= EXERCISE REQUIREMENTS =
Copy out the records below with "data-point" swapped for "marker" everywhere, changing nothing else.

= ENTRIES SUPPLIED =
------------------------------------

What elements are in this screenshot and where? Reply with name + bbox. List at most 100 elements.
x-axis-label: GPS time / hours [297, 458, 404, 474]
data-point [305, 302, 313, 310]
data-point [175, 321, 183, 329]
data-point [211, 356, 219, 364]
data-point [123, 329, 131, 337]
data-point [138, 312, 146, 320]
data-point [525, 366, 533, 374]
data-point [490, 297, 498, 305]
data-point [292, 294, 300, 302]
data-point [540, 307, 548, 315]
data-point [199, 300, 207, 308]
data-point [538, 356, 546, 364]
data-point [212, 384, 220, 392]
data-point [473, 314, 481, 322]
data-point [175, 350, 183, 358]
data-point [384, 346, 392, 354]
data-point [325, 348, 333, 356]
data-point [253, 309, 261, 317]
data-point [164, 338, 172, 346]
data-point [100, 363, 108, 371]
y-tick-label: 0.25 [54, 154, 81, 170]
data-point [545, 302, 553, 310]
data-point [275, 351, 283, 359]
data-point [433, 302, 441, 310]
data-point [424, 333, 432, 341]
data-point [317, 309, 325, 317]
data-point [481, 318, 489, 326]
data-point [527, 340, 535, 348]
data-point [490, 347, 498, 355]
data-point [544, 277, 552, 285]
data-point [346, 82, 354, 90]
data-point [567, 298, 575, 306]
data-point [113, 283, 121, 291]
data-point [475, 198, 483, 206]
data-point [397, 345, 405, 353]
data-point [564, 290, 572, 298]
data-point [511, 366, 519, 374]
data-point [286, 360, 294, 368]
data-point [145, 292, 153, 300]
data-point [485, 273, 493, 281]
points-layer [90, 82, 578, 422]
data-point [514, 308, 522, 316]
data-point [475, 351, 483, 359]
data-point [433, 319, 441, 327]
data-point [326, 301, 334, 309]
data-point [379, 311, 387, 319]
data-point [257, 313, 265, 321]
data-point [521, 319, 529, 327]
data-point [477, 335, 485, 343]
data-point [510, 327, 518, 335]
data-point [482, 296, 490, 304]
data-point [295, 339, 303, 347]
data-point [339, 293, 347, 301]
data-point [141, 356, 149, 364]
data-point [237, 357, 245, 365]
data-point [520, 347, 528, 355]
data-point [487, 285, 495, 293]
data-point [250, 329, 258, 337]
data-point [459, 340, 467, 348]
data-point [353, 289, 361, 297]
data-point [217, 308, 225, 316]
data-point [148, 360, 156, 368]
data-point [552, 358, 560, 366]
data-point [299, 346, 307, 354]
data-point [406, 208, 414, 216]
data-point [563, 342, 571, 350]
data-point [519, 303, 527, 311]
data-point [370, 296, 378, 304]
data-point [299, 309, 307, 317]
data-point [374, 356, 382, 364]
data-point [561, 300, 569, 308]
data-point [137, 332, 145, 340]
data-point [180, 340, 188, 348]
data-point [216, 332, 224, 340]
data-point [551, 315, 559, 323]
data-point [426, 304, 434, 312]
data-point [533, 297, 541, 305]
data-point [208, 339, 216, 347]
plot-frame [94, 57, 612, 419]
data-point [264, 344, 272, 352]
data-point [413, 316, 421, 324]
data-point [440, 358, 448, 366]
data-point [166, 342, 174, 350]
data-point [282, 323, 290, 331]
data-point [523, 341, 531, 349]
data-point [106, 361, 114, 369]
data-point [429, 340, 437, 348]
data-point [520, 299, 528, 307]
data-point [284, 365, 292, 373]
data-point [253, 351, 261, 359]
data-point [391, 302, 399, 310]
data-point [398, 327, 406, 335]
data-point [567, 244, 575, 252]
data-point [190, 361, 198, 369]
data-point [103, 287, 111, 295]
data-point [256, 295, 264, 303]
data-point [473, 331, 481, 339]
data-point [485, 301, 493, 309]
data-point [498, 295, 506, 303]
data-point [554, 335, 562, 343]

------------------------------------

= RESULT BELOW =
What elements are in this screenshot and where? Reply with name + bbox. List at most 100 elements.
x-axis-label: GPS time / hours [297, 458, 404, 474]
marker [305, 302, 313, 310]
marker [175, 321, 183, 329]
marker [211, 356, 219, 364]
marker [123, 329, 131, 337]
marker [138, 312, 146, 320]
marker [525, 366, 533, 374]
marker [490, 297, 498, 305]
marker [292, 294, 300, 302]
marker [540, 307, 548, 315]
marker [199, 300, 207, 308]
marker [538, 356, 546, 364]
marker [212, 384, 220, 392]
marker [473, 314, 481, 322]
marker [175, 350, 183, 358]
marker [384, 346, 392, 354]
marker [325, 348, 333, 356]
marker [253, 309, 261, 317]
marker [164, 338, 172, 346]
marker [100, 363, 108, 371]
y-tick-label: 0.25 [54, 154, 81, 170]
marker [545, 302, 553, 310]
marker [275, 351, 283, 359]
marker [433, 302, 441, 310]
marker [424, 333, 432, 341]
marker [317, 309, 325, 317]
marker [481, 318, 489, 326]
marker [527, 340, 535, 348]
marker [490, 347, 498, 355]
marker [544, 277, 552, 285]
marker [346, 82, 354, 90]
marker [567, 298, 575, 306]
marker [113, 283, 121, 291]
marker [475, 198, 483, 206]
marker [397, 345, 405, 353]
marker [564, 290, 572, 298]
marker [511, 366, 519, 374]
marker [286, 360, 294, 368]
marker [145, 292, 153, 300]
marker [485, 273, 493, 281]
points-layer [90, 82, 578, 422]
marker [514, 308, 522, 316]
marker [475, 351, 483, 359]
marker [433, 319, 441, 327]
marker [326, 301, 334, 309]
marker [379, 311, 387, 319]
marker [257, 313, 265, 321]
marker [521, 319, 529, 327]
marker [477, 335, 485, 343]
marker [510, 327, 518, 335]
marker [482, 296, 490, 304]
marker [295, 339, 303, 347]
marker [339, 293, 347, 301]
marker [141, 356, 149, 364]
marker [237, 357, 245, 365]
marker [520, 347, 528, 355]
marker [487, 285, 495, 293]
marker [250, 329, 258, 337]
marker [459, 340, 467, 348]
marker [353, 289, 361, 297]
marker [217, 308, 225, 316]
marker [148, 360, 156, 368]
marker [552, 358, 560, 366]
marker [299, 346, 307, 354]
marker [406, 208, 414, 216]
marker [563, 342, 571, 350]
marker [519, 303, 527, 311]
marker [370, 296, 378, 304]
marker [299, 309, 307, 317]
marker [374, 356, 382, 364]
marker [561, 300, 569, 308]
marker [137, 332, 145, 340]
marker [180, 340, 188, 348]
marker [216, 332, 224, 340]
marker [551, 315, 559, 323]
marker [426, 304, 434, 312]
marker [533, 297, 541, 305]
marker [208, 339, 216, 347]
plot-frame [94, 57, 612, 419]
marker [264, 344, 272, 352]
marker [413, 316, 421, 324]
marker [440, 358, 448, 366]
marker [166, 342, 174, 350]
marker [282, 323, 290, 331]
marker [523, 341, 531, 349]
marker [106, 361, 114, 369]
marker [429, 340, 437, 348]
marker [520, 299, 528, 307]
marker [284, 365, 292, 373]
marker [253, 351, 261, 359]
marker [391, 302, 399, 310]
marker [398, 327, 406, 335]
marker [567, 244, 575, 252]
marker [190, 361, 198, 369]
marker [103, 287, 111, 295]
marker [256, 295, 264, 303]
marker [473, 331, 481, 339]
marker [485, 301, 493, 309]
marker [498, 295, 506, 303]
marker [554, 335, 562, 343]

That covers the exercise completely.